##### Dataset rows
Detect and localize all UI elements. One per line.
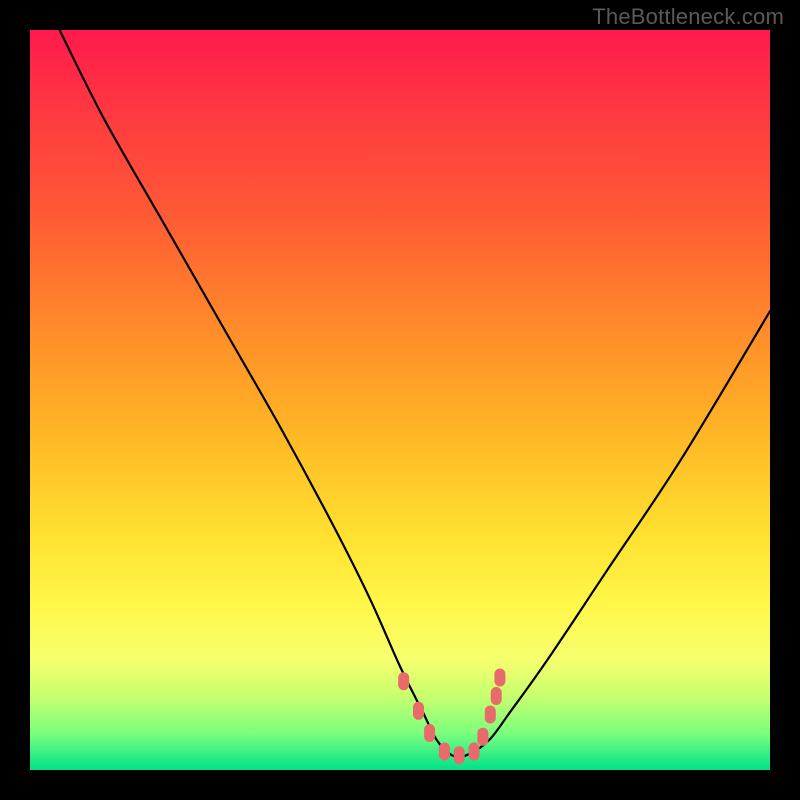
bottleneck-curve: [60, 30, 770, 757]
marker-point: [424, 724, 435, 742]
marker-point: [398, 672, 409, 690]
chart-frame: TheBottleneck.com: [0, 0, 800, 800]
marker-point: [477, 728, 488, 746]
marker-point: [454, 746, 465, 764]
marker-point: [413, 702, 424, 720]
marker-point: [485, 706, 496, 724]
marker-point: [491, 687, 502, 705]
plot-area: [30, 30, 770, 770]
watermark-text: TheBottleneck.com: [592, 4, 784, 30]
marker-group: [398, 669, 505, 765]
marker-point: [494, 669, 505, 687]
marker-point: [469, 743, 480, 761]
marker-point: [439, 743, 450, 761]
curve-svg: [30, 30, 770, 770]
##########
##### Dataset rows
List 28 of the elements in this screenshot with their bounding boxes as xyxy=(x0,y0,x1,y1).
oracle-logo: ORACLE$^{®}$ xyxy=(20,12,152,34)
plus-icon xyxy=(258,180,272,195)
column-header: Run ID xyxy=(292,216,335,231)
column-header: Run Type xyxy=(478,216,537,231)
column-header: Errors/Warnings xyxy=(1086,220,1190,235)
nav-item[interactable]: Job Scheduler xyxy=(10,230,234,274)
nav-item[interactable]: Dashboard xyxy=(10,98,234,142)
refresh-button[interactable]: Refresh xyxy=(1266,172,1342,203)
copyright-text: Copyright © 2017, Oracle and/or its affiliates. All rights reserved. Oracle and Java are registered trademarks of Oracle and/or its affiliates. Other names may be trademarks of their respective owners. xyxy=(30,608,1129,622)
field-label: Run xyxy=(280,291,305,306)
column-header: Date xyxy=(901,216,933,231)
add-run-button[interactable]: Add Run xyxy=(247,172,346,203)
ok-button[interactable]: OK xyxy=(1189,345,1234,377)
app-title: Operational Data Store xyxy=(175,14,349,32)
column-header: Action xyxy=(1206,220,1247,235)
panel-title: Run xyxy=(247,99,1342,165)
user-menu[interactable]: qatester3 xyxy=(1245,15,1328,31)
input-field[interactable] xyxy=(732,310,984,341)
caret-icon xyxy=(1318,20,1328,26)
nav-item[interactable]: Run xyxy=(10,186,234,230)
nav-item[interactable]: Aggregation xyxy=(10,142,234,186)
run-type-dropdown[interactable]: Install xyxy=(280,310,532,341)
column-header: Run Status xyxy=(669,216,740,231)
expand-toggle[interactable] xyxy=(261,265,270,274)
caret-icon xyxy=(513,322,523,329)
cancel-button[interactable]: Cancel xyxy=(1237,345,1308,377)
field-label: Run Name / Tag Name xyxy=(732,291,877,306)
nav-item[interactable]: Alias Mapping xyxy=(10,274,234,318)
##########
**Task requirements**. Reproduce the lines of Block 2 verbatim, starting with the line containing "List 28 of the" and continuing through the line containing "panel-title: Run xyxy=(247,99,1342,165)", including both.

**Written solution**.
List 28 of the elements in this screenshot with their bounding boxes as xyxy=(x0,y0,x1,y1).
oracle-logo: ORACLE$^{®}$ xyxy=(20,12,152,34)
plus-icon xyxy=(258,180,272,195)
column-header: Run ID xyxy=(292,216,335,231)
column-header: Run Type xyxy=(478,216,537,231)
column-header: Errors/Warnings xyxy=(1086,220,1190,235)
nav-item[interactable]: Job Scheduler xyxy=(10,230,234,274)
nav-item[interactable]: Dashboard xyxy=(10,98,234,142)
refresh-button[interactable]: Refresh xyxy=(1266,172,1342,203)
copyright-text: Copyright © 2017, Oracle and/or its affiliates. All rights reserved. Oracle and Java are registered trademarks of Oracle and/or its affiliates. Other names may be trademarks of their respective owners. xyxy=(30,608,1129,622)
field-label: Run xyxy=(280,291,305,306)
column-header: Date xyxy=(901,216,933,231)
add-run-button[interactable]: Add Run xyxy=(247,172,346,203)
ok-button[interactable]: OK xyxy=(1189,345,1234,377)
app-title: Operational Data Store xyxy=(175,14,349,32)
column-header: Action xyxy=(1206,220,1247,235)
panel-title: Run xyxy=(247,99,1342,165)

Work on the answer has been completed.